» Written problem: Records follow. Copy every line with "title".

>> start Dataset

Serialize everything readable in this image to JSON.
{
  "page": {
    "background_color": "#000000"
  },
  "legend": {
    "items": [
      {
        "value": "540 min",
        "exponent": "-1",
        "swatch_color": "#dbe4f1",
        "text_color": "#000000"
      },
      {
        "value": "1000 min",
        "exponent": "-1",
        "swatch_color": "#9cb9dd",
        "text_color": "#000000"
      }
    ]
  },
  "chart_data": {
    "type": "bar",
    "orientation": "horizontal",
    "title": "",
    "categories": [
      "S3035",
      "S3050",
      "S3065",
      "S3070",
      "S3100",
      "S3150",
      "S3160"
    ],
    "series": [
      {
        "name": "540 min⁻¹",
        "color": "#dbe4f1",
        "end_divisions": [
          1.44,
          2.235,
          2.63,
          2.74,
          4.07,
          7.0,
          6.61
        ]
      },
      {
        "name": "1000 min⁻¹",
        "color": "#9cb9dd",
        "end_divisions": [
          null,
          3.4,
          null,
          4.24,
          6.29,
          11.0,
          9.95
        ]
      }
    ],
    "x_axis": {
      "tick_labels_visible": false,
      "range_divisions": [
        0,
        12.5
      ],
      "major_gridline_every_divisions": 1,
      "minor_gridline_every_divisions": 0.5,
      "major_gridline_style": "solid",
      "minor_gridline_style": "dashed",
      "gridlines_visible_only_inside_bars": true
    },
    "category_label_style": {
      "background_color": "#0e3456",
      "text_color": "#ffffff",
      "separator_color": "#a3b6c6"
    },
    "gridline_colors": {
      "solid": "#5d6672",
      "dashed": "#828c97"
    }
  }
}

>> end Dataset
>> start Dataset

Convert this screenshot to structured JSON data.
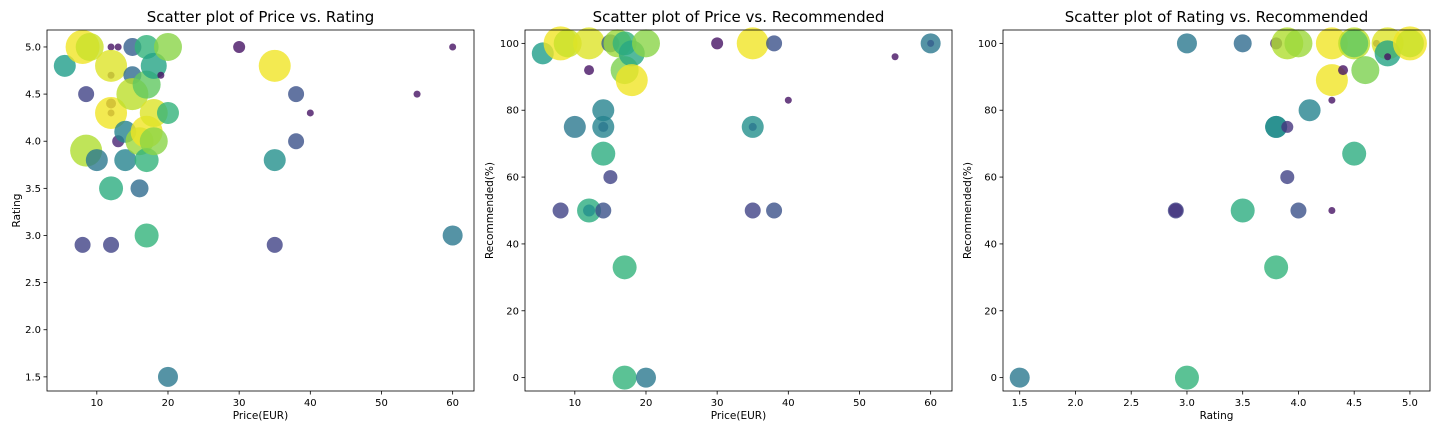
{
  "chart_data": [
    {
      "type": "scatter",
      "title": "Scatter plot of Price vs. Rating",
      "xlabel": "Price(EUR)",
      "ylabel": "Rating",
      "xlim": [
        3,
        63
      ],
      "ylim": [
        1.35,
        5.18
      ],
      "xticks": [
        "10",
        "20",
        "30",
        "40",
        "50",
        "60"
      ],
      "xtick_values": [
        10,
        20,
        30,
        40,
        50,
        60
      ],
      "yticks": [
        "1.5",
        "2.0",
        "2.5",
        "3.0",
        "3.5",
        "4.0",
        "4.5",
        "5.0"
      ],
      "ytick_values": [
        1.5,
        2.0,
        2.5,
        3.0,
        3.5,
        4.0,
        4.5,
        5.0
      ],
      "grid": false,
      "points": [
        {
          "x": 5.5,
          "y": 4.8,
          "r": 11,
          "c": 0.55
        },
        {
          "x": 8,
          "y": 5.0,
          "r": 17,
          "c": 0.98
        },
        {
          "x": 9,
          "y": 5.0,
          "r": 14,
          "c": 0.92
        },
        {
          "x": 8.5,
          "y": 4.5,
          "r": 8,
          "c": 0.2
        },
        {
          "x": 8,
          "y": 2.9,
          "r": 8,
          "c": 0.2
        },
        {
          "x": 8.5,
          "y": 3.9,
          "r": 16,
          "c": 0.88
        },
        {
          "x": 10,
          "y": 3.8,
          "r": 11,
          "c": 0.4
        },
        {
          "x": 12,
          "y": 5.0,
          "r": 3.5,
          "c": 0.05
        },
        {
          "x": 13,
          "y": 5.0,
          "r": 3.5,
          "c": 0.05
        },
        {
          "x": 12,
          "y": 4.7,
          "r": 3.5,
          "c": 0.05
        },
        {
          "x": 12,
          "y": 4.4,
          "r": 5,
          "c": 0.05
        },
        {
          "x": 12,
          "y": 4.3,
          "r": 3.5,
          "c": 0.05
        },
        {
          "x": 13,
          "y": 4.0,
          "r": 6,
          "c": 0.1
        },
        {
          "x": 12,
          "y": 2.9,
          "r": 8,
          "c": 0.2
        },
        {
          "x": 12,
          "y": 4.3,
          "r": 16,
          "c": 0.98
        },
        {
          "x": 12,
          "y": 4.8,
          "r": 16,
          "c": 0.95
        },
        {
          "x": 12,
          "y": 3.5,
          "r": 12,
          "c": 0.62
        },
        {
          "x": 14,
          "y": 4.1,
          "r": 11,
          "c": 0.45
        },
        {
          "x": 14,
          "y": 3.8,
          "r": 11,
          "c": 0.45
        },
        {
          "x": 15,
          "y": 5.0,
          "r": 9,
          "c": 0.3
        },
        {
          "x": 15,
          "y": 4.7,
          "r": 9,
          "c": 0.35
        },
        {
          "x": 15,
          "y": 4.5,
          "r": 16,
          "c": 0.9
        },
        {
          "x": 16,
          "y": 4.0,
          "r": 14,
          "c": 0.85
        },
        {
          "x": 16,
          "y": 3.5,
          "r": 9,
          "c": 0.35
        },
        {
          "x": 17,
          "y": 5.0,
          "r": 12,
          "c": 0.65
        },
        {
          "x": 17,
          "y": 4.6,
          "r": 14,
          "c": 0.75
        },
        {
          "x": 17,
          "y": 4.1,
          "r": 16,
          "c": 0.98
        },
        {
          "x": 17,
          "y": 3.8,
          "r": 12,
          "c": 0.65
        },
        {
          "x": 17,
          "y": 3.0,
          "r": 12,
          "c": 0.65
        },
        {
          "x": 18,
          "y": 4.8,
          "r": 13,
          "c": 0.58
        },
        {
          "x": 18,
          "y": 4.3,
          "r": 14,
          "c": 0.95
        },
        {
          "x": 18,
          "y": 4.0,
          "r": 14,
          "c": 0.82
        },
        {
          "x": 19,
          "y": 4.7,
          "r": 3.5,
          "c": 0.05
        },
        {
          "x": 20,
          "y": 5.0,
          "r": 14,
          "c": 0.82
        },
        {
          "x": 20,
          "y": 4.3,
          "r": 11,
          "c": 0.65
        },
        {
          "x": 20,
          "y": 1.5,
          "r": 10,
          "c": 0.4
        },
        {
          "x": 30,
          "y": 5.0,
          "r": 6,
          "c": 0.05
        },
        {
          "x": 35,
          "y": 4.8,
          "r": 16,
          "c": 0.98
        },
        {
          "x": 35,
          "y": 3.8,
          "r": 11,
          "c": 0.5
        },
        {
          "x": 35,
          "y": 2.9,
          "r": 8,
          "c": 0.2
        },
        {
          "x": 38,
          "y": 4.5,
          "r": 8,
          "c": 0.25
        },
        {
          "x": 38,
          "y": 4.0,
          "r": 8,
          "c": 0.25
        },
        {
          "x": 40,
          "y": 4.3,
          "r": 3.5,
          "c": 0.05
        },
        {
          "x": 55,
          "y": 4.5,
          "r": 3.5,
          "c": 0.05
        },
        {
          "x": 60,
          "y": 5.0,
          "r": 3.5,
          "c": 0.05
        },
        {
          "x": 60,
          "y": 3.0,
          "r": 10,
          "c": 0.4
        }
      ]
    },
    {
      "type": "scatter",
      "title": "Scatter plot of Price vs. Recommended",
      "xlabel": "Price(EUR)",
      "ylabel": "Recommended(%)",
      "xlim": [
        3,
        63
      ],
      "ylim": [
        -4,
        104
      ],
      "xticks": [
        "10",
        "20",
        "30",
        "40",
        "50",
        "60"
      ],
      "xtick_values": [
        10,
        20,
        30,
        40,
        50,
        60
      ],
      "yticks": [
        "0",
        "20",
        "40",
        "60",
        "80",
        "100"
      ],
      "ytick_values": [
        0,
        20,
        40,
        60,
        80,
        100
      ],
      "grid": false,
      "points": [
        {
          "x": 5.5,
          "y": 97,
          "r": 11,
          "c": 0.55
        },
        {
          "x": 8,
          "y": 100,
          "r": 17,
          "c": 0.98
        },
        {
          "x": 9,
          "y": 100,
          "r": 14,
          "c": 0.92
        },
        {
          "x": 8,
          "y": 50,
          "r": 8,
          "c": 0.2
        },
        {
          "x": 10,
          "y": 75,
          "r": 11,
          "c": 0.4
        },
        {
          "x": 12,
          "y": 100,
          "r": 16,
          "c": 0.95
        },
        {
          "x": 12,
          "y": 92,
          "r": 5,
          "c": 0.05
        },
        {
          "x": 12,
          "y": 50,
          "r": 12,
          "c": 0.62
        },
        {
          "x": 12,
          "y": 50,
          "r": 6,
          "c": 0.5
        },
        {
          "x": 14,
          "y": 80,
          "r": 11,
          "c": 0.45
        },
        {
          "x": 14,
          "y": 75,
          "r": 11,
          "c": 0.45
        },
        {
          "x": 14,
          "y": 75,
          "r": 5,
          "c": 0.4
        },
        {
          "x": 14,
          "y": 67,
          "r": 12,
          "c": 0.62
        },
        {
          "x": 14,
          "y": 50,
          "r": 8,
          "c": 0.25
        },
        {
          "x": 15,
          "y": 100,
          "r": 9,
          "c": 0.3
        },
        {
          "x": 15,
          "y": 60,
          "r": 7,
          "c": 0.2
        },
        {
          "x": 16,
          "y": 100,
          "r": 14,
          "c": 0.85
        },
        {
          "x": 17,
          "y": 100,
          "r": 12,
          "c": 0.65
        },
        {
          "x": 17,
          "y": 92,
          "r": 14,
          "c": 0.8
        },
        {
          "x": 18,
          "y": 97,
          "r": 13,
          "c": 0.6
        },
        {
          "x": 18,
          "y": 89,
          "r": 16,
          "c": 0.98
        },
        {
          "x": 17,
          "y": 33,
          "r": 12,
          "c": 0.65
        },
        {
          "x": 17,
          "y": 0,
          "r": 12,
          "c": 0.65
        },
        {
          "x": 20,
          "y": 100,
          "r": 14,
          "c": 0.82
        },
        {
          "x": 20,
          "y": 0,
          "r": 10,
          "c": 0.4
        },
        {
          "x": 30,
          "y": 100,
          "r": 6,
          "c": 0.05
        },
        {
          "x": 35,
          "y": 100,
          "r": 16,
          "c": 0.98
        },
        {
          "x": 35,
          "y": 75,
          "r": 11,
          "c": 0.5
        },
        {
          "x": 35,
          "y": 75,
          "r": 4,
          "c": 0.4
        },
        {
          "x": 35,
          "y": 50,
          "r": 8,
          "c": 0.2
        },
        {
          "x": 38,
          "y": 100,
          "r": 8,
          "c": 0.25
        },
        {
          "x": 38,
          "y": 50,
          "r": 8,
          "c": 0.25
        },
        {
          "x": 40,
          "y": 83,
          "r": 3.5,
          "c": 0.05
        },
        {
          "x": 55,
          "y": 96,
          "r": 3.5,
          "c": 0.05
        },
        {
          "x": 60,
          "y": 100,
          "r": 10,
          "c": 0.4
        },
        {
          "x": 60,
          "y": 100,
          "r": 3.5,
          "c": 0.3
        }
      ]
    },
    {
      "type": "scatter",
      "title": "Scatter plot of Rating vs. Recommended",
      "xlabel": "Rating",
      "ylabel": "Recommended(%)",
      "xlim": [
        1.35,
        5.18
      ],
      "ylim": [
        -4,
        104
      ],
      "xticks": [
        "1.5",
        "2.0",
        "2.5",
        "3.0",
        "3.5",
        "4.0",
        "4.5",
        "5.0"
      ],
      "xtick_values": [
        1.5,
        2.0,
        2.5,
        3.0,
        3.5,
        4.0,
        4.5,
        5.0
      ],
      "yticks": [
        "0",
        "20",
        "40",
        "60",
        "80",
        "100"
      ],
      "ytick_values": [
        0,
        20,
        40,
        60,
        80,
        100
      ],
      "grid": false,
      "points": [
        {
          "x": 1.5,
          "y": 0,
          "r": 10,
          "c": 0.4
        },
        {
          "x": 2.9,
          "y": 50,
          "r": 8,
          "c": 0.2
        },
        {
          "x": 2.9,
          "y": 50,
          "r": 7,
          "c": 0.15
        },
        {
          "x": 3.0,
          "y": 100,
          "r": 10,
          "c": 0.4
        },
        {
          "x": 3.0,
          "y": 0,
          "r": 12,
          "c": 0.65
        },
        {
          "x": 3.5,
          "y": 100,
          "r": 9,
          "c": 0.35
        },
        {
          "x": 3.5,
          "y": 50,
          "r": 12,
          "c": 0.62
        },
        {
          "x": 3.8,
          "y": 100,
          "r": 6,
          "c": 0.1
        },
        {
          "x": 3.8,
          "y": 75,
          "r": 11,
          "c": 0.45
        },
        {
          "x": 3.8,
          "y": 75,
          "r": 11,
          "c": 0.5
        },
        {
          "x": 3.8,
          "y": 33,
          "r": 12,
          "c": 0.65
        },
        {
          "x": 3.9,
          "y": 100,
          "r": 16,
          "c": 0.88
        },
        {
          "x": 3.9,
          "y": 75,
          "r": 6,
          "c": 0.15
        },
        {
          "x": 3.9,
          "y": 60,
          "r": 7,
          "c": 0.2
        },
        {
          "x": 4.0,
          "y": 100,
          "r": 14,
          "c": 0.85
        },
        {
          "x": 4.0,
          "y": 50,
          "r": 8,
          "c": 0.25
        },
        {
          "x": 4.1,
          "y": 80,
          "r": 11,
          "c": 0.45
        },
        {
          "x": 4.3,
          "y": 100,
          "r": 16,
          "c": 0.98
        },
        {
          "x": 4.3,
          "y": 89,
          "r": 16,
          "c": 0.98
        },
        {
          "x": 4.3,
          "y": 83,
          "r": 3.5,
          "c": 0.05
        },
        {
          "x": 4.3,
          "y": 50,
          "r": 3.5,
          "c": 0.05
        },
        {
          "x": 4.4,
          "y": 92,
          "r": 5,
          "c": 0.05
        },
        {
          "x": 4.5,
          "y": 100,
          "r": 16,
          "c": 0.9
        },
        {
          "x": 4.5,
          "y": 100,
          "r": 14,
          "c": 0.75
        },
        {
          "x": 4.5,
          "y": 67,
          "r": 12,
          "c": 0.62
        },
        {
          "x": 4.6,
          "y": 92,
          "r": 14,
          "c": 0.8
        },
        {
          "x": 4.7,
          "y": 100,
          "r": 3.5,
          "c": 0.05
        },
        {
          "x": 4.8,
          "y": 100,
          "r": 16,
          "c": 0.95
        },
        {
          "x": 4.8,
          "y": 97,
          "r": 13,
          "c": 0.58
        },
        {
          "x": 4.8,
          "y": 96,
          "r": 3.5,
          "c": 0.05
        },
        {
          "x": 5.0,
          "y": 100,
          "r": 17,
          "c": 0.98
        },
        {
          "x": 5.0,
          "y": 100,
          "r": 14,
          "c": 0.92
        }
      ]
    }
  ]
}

>> end Dataset

» Full solution:
    "title": "",
      "title": "Scatter plot of Price vs. Rating",
      "title": "Scatter plot of Price vs. Recommended",
      "title": "Scatter plot of Rating vs. Recommended",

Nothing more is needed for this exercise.